### EXERCISE PROMPT
Check each line of the material below for "题目叙述正确", then copy the ones that contain it.

### SUPPLIED RECORDS
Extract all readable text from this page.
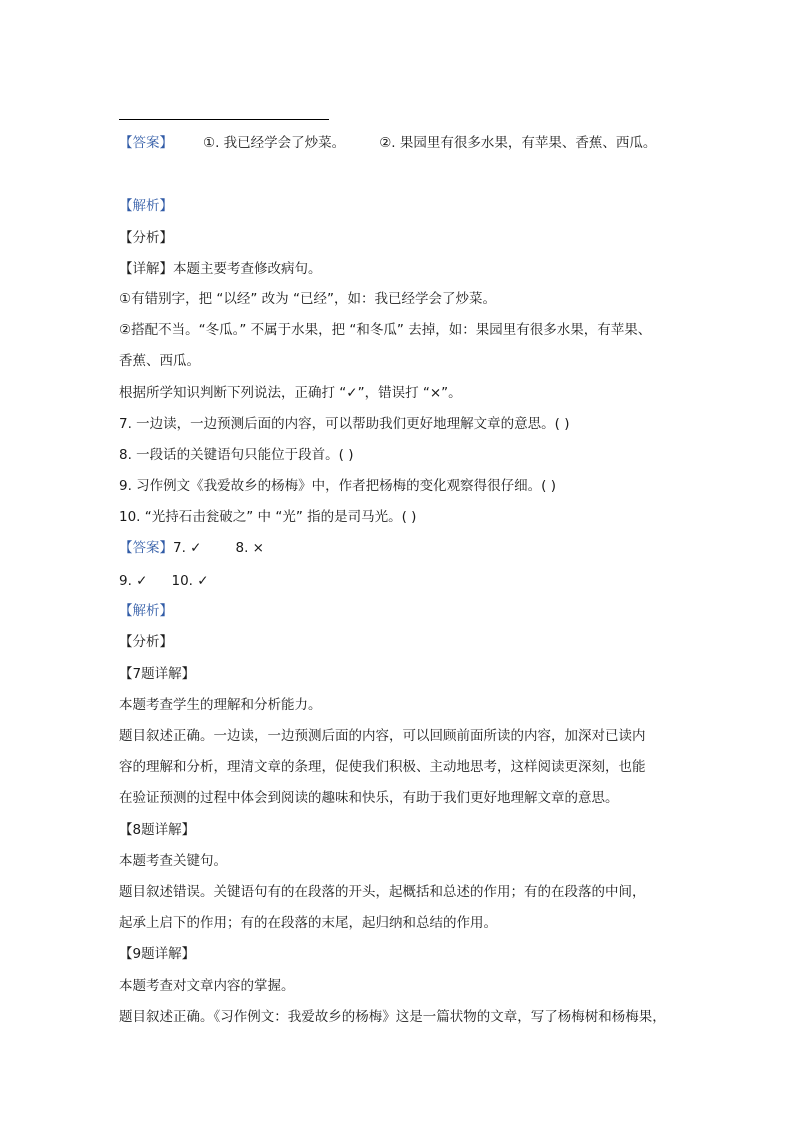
【答案】 ①. 我已经学会了炒菜。	②. 果园里有很多水果，有苹果、香蕉、西瓜。
【解析】
【分析】
【详解】本题主要考查修改病句。
①有错别字，把 “以经” 改为 “已经”，如：我已经学会了炒菜。
②搭配不当。“冬瓜。” 不属于水果，把 “和冬瓜” 去掉，如：果园里有很多水果，有苹果、
香蕉、西瓜。
根据所学知识判断下列说法，正确打 “✓”，错误打 “×”。
7. 一边读，一边预测后面的内容，可以帮助我们更好地理解文章的意思。( )
8. 一段话的关键语句只能位于段首。( )
9. 习作例文《我爱故乡的杨梅》中，作者把杨梅的变化观察得很仔细。( )
10. “光持石击瓮破之” 中 “光” 指的是司马光。( )
【答案】7. ✓	8. ×
9. ✓ 10. ✓
【解析】
【分析】
【7题详解】
本题考查学生的理解和分析能力。
题目叙述正确。一边读，一边预测后面的内容，可以回顾前面所读的内容，加深对已读内
容的理解和分析，理清文章的条理，促使我们积极、主动地思考，这样阅读更深刻，也能
在验证预测的过程中体会到阅读的趣味和快乐，有助于我们更好地理解文章的意思。
【8题详解】
本题考查关键句。
题目叙述错误。关键语句有的在段落的开头，起概括和总述的作用；有的在段落的中间，
起承上启下的作用；有的在段落的末尾，起归纳和总结的作用。
【9题详解】
本题考查对文章内容的掌握。
题目叙述正确。《习作例文：我爱故乡的杨梅》这是一篇状物的文章，写了杨梅树和杨梅果，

### SOLUTION TO THIS PROBLEM
题目叙述正确。一边读，一边预测后面的内容，可以回顾前面所读的内容，加深对已读内
题目叙述正确。《习作例文：我爱故乡的杨梅》这是一篇状物的文章，写了杨梅树和杨梅果，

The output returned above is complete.